--- BEGIN ---

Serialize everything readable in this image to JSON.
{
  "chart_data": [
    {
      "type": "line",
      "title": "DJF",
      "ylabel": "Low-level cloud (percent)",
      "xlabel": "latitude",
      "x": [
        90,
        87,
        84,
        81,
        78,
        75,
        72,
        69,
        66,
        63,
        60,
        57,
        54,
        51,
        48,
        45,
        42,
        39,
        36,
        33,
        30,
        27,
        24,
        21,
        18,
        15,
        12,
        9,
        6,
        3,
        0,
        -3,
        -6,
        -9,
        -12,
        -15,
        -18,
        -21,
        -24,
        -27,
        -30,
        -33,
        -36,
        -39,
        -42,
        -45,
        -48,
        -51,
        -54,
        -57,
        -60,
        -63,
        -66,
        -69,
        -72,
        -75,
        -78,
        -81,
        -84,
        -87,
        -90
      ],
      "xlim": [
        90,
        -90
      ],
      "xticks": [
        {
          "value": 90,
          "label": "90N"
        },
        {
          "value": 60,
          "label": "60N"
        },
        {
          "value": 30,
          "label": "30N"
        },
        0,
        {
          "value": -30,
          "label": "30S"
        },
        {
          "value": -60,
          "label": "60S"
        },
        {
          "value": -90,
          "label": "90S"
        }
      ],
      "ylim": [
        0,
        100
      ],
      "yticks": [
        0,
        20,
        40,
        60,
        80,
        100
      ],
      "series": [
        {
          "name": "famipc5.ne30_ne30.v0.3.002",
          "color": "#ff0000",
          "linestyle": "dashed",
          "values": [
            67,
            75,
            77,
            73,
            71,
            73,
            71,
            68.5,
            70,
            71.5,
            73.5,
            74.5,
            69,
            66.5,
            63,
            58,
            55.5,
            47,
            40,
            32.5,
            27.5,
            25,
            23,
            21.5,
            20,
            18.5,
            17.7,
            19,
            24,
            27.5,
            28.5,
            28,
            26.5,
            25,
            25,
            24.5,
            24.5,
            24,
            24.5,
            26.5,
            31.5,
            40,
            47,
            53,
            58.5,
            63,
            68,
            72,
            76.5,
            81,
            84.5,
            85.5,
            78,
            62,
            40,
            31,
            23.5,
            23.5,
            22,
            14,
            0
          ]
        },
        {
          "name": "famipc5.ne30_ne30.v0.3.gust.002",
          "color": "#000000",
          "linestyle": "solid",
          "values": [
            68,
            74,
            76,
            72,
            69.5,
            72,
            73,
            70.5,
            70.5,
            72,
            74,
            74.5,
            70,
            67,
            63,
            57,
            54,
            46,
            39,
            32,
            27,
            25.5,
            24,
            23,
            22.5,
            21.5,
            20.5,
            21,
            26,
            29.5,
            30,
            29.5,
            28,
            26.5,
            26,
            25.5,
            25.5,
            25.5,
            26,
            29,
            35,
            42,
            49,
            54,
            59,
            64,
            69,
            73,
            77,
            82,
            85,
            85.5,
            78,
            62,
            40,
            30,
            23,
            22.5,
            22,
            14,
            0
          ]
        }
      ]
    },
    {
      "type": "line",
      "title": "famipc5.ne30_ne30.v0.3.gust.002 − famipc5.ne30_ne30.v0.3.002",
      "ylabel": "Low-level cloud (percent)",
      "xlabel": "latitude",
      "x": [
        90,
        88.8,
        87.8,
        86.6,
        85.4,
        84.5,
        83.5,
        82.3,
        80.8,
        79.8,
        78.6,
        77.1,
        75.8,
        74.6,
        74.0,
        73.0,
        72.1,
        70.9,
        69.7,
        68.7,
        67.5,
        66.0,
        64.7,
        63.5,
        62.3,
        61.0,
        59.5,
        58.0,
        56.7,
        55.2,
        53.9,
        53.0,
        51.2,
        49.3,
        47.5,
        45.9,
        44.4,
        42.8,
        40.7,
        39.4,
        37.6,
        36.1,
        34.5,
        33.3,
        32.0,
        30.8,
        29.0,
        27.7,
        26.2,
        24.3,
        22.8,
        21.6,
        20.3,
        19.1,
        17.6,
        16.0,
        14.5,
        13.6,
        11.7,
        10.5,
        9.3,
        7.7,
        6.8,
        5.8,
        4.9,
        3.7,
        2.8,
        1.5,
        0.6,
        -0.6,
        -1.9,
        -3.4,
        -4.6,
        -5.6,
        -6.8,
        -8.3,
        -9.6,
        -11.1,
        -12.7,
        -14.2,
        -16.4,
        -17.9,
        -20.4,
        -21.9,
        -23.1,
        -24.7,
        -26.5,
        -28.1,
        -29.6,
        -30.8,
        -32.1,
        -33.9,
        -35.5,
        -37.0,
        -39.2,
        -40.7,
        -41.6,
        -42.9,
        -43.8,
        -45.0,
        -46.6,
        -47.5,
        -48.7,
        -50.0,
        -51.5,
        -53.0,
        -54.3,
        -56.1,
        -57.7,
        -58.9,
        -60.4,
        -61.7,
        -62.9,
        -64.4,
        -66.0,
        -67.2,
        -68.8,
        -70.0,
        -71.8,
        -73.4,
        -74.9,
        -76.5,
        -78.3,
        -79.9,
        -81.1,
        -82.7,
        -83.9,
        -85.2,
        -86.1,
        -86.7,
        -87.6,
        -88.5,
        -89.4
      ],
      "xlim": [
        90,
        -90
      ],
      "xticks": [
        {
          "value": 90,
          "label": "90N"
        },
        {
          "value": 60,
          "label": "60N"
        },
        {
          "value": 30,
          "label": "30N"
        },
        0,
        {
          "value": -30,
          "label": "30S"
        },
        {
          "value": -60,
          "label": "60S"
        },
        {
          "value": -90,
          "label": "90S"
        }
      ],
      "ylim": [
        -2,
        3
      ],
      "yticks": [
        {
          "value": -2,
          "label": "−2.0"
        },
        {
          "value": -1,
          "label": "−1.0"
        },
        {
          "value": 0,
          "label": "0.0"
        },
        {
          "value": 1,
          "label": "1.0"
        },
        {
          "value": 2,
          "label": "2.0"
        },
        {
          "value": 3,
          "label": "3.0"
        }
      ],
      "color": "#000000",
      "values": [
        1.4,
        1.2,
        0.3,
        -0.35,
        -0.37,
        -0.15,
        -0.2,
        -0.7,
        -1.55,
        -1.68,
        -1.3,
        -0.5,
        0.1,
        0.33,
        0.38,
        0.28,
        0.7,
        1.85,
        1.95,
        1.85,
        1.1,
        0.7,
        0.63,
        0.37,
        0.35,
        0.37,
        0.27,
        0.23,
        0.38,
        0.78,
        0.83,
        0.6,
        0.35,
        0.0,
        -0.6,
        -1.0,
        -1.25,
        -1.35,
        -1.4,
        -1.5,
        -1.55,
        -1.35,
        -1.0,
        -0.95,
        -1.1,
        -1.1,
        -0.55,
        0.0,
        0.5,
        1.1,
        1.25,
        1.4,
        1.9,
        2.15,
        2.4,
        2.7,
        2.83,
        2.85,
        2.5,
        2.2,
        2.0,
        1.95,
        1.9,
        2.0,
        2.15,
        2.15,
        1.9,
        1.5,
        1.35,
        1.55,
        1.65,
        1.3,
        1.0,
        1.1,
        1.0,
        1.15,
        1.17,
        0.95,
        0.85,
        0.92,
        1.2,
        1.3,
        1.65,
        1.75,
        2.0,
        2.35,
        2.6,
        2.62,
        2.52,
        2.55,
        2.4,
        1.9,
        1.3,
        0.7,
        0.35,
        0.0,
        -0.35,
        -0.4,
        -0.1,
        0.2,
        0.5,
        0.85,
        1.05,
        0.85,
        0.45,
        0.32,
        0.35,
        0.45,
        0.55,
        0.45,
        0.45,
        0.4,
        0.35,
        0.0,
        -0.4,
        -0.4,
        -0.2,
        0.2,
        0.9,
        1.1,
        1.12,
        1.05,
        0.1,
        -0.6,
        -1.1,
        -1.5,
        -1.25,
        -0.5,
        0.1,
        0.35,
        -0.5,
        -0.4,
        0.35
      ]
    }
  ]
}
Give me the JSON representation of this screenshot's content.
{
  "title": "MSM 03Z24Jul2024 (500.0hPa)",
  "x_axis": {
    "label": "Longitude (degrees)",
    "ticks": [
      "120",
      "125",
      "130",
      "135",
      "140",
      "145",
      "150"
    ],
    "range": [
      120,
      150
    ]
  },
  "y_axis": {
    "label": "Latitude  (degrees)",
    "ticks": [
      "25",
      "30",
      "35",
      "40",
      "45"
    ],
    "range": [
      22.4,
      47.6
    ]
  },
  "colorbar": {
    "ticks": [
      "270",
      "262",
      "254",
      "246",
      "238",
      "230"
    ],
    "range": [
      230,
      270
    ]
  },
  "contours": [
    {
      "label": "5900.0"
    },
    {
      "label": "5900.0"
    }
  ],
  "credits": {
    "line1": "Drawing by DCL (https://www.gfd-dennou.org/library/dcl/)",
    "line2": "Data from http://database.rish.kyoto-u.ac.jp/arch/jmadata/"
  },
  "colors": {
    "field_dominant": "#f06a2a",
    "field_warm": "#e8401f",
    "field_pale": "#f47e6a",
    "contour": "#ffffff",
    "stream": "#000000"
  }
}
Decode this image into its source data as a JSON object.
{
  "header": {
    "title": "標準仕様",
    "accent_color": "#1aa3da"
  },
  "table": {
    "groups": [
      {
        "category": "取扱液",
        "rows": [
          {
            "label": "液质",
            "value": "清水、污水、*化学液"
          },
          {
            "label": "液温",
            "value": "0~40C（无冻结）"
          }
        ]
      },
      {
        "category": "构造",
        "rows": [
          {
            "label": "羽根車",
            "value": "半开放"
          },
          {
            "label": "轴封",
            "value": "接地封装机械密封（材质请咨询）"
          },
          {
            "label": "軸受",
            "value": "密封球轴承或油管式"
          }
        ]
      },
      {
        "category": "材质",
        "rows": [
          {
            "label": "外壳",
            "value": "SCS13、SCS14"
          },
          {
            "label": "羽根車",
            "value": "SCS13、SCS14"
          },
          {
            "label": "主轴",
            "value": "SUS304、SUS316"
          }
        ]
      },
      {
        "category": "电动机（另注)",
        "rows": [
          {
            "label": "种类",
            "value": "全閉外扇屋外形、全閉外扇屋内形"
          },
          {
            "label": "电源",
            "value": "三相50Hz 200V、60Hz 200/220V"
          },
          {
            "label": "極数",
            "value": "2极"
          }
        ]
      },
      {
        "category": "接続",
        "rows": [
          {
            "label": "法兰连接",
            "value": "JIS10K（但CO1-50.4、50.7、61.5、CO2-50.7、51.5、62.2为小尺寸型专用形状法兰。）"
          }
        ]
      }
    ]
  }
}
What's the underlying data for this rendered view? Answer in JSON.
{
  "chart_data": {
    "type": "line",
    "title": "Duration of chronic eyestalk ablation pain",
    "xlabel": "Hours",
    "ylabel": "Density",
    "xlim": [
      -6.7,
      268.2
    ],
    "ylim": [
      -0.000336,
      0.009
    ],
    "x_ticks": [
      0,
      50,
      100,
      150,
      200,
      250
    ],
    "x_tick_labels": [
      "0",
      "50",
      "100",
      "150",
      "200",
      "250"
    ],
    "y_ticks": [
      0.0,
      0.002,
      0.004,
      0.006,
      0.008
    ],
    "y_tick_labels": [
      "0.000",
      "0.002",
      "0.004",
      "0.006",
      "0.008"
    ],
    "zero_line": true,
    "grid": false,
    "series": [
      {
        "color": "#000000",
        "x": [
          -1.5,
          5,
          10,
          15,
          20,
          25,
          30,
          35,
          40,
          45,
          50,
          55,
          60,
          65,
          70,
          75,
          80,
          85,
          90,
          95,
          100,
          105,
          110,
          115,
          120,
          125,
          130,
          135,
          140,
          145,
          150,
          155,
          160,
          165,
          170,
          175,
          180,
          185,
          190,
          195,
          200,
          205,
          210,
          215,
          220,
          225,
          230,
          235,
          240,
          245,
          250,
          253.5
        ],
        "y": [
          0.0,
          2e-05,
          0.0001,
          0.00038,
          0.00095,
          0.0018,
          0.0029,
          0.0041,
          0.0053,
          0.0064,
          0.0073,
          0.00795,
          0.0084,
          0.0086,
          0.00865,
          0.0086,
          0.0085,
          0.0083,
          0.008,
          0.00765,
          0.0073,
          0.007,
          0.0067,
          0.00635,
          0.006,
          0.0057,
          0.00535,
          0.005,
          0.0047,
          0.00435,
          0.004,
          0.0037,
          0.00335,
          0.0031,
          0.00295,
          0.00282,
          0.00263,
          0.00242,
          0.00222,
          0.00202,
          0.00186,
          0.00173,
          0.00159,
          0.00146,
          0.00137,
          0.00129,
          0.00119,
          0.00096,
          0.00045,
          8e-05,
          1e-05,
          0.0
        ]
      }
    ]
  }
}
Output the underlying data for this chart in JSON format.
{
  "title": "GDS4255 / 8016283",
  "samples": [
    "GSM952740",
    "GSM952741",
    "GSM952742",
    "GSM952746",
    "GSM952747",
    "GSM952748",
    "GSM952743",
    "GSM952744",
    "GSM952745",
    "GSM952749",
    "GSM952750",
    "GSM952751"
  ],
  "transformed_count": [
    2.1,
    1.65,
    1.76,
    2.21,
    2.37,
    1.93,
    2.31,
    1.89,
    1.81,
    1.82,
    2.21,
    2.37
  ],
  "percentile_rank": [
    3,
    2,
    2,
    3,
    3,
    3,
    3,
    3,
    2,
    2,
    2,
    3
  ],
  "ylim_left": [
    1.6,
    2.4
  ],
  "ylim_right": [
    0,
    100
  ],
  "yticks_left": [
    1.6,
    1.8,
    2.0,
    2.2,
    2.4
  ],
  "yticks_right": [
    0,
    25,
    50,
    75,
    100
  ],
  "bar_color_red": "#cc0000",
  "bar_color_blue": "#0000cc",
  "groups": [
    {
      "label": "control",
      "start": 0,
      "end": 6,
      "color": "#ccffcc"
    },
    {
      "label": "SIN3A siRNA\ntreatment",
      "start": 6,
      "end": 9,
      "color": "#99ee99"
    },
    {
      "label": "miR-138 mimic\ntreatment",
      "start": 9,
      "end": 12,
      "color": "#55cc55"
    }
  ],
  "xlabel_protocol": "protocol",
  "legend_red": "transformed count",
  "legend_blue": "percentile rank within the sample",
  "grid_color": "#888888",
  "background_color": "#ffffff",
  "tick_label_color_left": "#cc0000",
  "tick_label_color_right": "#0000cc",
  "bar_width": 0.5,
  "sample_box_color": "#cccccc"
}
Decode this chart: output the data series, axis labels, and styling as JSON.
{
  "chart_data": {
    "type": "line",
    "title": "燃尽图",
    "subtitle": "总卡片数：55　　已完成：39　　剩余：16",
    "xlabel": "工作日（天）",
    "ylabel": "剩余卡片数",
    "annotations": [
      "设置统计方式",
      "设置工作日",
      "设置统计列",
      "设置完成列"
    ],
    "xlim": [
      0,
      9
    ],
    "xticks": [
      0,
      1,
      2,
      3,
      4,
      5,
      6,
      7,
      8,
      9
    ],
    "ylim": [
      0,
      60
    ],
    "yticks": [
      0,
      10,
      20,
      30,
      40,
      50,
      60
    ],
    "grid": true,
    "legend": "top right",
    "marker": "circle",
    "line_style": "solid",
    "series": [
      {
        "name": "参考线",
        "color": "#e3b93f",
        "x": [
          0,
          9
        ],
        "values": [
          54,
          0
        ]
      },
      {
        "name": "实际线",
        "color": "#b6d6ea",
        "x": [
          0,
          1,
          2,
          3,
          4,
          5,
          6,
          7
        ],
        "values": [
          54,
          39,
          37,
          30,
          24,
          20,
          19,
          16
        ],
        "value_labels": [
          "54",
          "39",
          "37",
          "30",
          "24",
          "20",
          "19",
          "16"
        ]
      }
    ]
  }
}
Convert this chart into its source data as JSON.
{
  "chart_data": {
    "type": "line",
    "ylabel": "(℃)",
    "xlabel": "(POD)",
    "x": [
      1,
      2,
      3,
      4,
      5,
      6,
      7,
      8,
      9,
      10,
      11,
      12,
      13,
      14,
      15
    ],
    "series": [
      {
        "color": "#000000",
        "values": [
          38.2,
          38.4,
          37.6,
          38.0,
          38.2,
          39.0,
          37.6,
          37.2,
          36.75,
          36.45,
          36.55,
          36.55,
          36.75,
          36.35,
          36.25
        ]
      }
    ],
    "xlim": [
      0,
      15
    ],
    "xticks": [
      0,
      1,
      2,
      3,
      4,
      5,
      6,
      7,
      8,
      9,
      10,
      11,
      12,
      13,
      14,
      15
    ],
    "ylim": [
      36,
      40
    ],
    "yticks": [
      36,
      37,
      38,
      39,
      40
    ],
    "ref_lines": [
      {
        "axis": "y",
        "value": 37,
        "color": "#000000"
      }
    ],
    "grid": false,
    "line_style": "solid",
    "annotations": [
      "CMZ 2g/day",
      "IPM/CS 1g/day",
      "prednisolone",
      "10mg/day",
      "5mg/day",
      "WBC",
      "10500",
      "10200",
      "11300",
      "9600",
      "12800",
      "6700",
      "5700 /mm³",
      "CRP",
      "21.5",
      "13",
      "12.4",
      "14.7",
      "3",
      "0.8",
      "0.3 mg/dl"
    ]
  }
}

--- END ---

▸ **Work required**
Read through the entries and copy each line in which "degrees" appears.

▸ **Result**
    "label": "Longitude (degrees)",
    "label": "Latitude  (degrees)",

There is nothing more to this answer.